--- SUPPLIED INFORMATION ---

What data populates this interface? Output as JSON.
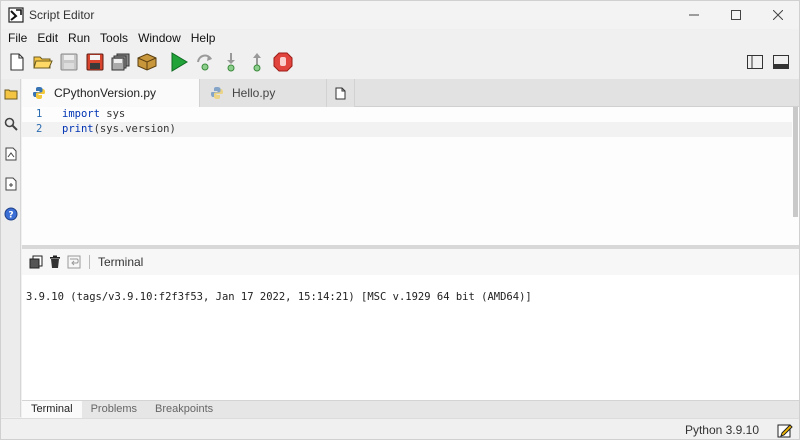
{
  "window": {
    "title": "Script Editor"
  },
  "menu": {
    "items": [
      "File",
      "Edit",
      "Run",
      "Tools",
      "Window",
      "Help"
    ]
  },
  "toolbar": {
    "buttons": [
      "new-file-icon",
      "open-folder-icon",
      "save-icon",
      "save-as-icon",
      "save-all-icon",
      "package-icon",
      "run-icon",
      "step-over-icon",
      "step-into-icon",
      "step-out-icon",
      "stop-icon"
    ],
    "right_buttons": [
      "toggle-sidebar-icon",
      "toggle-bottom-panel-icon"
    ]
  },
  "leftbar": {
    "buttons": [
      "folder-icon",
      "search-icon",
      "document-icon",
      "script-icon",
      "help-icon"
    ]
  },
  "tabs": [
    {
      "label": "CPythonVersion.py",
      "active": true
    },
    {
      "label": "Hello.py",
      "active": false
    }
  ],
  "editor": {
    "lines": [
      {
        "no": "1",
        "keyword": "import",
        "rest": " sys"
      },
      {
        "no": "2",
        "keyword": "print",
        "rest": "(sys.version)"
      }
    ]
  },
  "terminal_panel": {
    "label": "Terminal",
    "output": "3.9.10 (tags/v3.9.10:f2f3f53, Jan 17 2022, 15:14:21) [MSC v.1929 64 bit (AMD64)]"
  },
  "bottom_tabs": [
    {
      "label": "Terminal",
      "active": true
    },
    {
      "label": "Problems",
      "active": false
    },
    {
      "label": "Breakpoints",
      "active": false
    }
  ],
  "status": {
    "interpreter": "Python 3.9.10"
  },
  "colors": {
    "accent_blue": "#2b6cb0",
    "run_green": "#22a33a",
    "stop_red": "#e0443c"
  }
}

---

(WHAT IS BEING ASKED):
All of the entries above should be duplicated exactly, except for the pictures.

(RESPONSE FOR THIS EXERCISE):
What data populates this interface? Output as JSON.
{
  "window": {
    "title": "Script Editor"
  },
  "menu": {
    "items": [
      "File",
      "Edit",
      "Run",
      "Tools",
      "Window",
      "Help"
    ]
  },
  "toolbar": {
    "buttons": [
      "new-file-icon",
      "open-folder-icon",
      "save-icon",
      "save-as-icon",
      "save-all-icon",
      "package-icon",
      "run-icon",
      "step-over-icon",
      "step-into-icon",
      "step-out-icon",
      "stop-icon"
    ],
    "right_buttons": [
      "toggle-sidebar-icon",
      "toggle-bottom-panel-icon"
    ]
  },
  "leftbar": {
    "buttons": [
      "folder-icon",
      "search-icon",
      "document-icon",
      "script-icon",
      "help-icon"
    ]
  },
  "tabs": [
    {
      "label": "CPythonVersion.py",
      "active": true
    },
    {
      "label": "Hello.py",
      "active": false
    }
  ],
  "editor": {
    "lines": [
      {
        "no": "1",
        "keyword": "import",
        "rest": " sys"
      },
      {
        "no": "2",
        "keyword": "print",
        "rest": "(sys.version)"
      }
    ]
  },
  "terminal_panel": {
    "label": "Terminal",
    "output": "3.9.10 (tags/v3.9.10:f2f3f53, Jan 17 2022, 15:14:21) [MSC v.1929 64 bit (AMD64)]"
  },
  "bottom_tabs": [
    {
      "label": "Terminal",
      "active": true
    },
    {
      "label": "Problems",
      "active": false
    },
    {
      "label": "Breakpoints",
      "active": false
    }
  ],
  "status": {
    "interpreter": "Python 3.9.10"
  },
  "colors": {
    "accent_blue": "#2b6cb0",
    "run_green": "#22a33a",
    "stop_red": "#e0443c"
  }
}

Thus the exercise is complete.